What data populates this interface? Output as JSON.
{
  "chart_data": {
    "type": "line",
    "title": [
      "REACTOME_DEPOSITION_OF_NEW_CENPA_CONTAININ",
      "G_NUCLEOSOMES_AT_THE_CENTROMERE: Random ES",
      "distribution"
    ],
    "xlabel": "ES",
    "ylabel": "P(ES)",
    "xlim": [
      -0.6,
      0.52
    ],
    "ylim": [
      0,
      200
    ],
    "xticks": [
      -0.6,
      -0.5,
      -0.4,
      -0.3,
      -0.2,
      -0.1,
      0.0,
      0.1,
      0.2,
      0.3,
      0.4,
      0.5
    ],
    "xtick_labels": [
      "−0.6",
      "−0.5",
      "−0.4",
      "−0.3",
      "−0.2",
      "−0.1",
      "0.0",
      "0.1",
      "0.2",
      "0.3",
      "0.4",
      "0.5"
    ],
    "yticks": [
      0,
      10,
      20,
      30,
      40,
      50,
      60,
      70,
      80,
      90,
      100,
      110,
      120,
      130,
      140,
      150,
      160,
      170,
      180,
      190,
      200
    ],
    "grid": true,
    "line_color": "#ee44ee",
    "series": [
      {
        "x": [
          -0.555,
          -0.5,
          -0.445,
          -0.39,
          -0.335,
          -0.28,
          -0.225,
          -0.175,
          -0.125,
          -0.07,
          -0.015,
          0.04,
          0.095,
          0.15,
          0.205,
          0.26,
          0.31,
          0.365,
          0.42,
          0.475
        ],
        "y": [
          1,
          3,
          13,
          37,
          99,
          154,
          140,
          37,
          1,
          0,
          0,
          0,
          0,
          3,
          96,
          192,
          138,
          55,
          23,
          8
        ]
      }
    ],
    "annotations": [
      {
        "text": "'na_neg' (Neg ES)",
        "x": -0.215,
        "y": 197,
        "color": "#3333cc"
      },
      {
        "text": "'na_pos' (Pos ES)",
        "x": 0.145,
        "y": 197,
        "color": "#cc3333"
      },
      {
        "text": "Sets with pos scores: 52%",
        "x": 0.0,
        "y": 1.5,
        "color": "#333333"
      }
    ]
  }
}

━━━━━━━━━━

Make an exact copy of the data above.

Answer to the exercise >>
What data populates this interface? Output as JSON.
{
  "chart_data": {
    "type": "line",
    "title": [
      "REACTOME_DEPOSITION_OF_NEW_CENPA_CONTAININ",
      "G_NUCLEOSOMES_AT_THE_CENTROMERE: Random ES",
      "distribution"
    ],
    "xlabel": "ES",
    "ylabel": "P(ES)",
    "xlim": [
      -0.6,
      0.52
    ],
    "ylim": [
      0,
      200
    ],
    "xticks": [
      -0.6,
      -0.5,
      -0.4,
      -0.3,
      -0.2,
      -0.1,
      0.0,
      0.1,
      0.2,
      0.3,
      0.4,
      0.5
    ],
    "xtick_labels": [
      "−0.6",
      "−0.5",
      "−0.4",
      "−0.3",
      "−0.2",
      "−0.1",
      "0.0",
      "0.1",
      "0.2",
      "0.3",
      "0.4",
      "0.5"
    ],
    "yticks": [
      0,
      10,
      20,
      30,
      40,
      50,
      60,
      70,
      80,
      90,
      100,
      110,
      120,
      130,
      140,
      150,
      160,
      170,
      180,
      190,
      200
    ],
    "grid": true,
    "line_color": "#ee44ee",
    "series": [
      {
        "x": [
          -0.555,
          -0.5,
          -0.445,
          -0.39,
          -0.335,
          -0.28,
          -0.225,
          -0.175,
          -0.125,
          -0.07,
          -0.015,
          0.04,
          0.095,
          0.15,
          0.205,
          0.26,
          0.31,
          0.365,
          0.42,
          0.475
        ],
        "y": [
          1,
          3,
          13,
          37,
          99,
          154,
          140,
          37,
          1,
          0,
          0,
          0,
          0,
          3,
          96,
          192,
          138,
          55,
          23,
          8
        ]
      }
    ],
    "annotations": [
      {
        "text": "'na_neg' (Neg ES)",
        "x": -0.215,
        "y": 197,
        "color": "#3333cc"
      },
      {
        "text": "'na_pos' (Pos ES)",
        "x": 0.145,
        "y": 197,
        "color": "#cc3333"
      },
      {
        "text": "Sets with pos scores: 52%",
        "x": 0.0,
        "y": 1.5,
        "color": "#333333"
      }
    ]
  }
}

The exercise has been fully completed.